Directions for this task:
Retype the records that come next, word for word.

-- BEGIN --

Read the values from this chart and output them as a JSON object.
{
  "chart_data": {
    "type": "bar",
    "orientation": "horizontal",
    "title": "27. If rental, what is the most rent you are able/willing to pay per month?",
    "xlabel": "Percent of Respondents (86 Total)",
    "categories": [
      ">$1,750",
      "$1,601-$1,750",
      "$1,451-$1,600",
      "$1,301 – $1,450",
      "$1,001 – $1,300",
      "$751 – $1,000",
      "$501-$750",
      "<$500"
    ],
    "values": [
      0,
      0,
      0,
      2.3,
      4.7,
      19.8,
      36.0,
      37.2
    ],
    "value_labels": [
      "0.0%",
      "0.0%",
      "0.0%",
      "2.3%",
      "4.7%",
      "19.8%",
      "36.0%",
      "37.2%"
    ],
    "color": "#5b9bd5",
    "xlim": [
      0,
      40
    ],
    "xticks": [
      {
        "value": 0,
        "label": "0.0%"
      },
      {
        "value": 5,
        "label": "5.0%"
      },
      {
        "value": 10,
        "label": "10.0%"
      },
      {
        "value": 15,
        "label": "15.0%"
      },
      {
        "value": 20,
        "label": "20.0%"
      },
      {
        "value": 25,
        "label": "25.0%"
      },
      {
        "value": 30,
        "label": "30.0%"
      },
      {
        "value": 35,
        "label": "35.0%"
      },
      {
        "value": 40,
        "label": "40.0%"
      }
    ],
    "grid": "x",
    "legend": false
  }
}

-- END --

Output for this task:
Read the values from this chart and output them as a JSON object.
{
  "chart_data": {
    "type": "bar",
    "orientation": "horizontal",
    "title": "27. If rental, what is the most rent you are able/willing to pay per month?",
    "xlabel": "Percent of Respondents (86 Total)",
    "categories": [
      ">$1,750",
      "$1,601-$1,750",
      "$1,451-$1,600",
      "$1,301 – $1,450",
      "$1,001 – $1,300",
      "$751 – $1,000",
      "$501-$750",
      "<$500"
    ],
    "values": [
      0,
      0,
      0,
      2.3,
      4.7,
      19.8,
      36.0,
      37.2
    ],
    "value_labels": [
      "0.0%",
      "0.0%",
      "0.0%",
      "2.3%",
      "4.7%",
      "19.8%",
      "36.0%",
      "37.2%"
    ],
    "color": "#5b9bd5",
    "xlim": [
      0,
      40
    ],
    "xticks": [
      {
        "value": 0,
        "label": "0.0%"
      },
      {
        "value": 5,
        "label": "5.0%"
      },
      {
        "value": 10,
        "label": "10.0%"
      },
      {
        "value": 15,
        "label": "15.0%"
      },
      {
        "value": 20,
        "label": "20.0%"
      },
      {
        "value": 25,
        "label": "25.0%"
      },
      {
        "value": 30,
        "label": "30.0%"
      },
      {
        "value": 35,
        "label": "35.0%"
      },
      {
        "value": 40,
        "label": "40.0%"
      }
    ],
    "grid": "x",
    "legend": false
  }
}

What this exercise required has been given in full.